## To be done
Below are records; count the lines that contain "emissions" and give only the total.

===== Dataset content

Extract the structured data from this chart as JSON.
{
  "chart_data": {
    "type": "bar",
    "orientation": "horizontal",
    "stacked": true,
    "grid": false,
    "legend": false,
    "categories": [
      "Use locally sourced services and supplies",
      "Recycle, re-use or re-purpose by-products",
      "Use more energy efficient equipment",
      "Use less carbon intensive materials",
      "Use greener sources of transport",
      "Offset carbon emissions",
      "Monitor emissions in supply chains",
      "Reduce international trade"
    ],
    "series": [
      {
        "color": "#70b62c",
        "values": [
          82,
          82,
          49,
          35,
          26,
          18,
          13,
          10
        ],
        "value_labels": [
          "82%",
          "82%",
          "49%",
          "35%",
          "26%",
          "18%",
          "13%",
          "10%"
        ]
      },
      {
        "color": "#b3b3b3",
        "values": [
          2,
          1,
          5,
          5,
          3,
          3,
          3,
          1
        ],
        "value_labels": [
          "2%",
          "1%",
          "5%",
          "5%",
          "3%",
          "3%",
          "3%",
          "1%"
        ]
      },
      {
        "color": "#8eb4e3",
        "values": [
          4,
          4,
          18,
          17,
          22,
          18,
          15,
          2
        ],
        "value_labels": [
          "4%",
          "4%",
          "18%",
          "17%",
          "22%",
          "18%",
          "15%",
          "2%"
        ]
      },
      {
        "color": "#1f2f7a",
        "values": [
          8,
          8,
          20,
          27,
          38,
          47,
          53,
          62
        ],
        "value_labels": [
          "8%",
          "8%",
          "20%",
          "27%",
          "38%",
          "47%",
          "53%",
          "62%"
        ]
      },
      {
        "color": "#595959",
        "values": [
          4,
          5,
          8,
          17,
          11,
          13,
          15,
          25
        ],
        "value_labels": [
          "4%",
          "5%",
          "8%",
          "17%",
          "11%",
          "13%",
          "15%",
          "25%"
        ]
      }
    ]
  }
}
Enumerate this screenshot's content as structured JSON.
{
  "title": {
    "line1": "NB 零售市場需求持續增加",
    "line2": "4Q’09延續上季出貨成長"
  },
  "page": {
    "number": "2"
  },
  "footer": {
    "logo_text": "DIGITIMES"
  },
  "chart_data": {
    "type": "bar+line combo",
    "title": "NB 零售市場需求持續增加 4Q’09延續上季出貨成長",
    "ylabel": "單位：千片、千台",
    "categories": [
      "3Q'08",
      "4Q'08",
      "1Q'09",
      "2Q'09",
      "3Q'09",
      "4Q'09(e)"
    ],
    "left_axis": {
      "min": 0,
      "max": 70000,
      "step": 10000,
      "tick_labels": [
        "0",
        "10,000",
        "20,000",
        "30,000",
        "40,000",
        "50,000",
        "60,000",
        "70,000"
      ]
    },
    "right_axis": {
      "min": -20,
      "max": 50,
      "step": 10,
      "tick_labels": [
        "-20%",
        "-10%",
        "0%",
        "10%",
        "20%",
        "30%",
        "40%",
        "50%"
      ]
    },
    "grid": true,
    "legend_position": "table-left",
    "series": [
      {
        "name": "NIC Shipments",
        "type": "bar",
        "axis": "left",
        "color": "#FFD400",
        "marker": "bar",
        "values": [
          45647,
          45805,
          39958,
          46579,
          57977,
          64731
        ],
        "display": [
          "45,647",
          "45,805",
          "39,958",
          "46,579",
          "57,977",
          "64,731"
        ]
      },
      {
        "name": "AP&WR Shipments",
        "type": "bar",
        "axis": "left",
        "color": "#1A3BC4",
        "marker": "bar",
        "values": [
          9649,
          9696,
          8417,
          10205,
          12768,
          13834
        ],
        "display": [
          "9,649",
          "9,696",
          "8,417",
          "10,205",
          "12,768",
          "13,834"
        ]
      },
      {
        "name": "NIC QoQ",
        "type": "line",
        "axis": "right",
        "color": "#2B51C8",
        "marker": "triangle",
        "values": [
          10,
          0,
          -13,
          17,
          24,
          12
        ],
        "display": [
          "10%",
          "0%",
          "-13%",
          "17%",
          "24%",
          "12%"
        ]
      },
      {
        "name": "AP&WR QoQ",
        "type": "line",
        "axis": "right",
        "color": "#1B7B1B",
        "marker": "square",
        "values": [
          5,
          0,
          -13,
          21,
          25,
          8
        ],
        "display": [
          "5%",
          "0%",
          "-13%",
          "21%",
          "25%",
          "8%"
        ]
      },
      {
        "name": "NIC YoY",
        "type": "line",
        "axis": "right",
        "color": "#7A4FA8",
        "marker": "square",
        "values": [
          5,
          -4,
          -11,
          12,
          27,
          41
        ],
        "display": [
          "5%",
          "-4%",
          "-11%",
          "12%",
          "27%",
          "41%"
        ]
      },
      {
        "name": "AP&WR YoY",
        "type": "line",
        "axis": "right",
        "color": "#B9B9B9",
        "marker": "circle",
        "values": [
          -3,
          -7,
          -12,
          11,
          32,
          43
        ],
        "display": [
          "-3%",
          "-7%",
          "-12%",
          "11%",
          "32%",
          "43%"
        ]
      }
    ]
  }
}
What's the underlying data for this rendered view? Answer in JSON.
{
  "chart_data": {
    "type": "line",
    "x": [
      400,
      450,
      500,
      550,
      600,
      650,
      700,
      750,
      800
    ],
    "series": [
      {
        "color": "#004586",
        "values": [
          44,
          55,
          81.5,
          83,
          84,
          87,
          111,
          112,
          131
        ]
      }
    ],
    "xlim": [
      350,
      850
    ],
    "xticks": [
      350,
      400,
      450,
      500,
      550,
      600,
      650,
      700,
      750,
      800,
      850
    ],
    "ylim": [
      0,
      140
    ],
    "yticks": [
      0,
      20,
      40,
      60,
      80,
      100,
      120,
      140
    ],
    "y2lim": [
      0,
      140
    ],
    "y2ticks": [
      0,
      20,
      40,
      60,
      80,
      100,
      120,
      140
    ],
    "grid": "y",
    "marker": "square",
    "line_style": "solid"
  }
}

==========

## Task result
2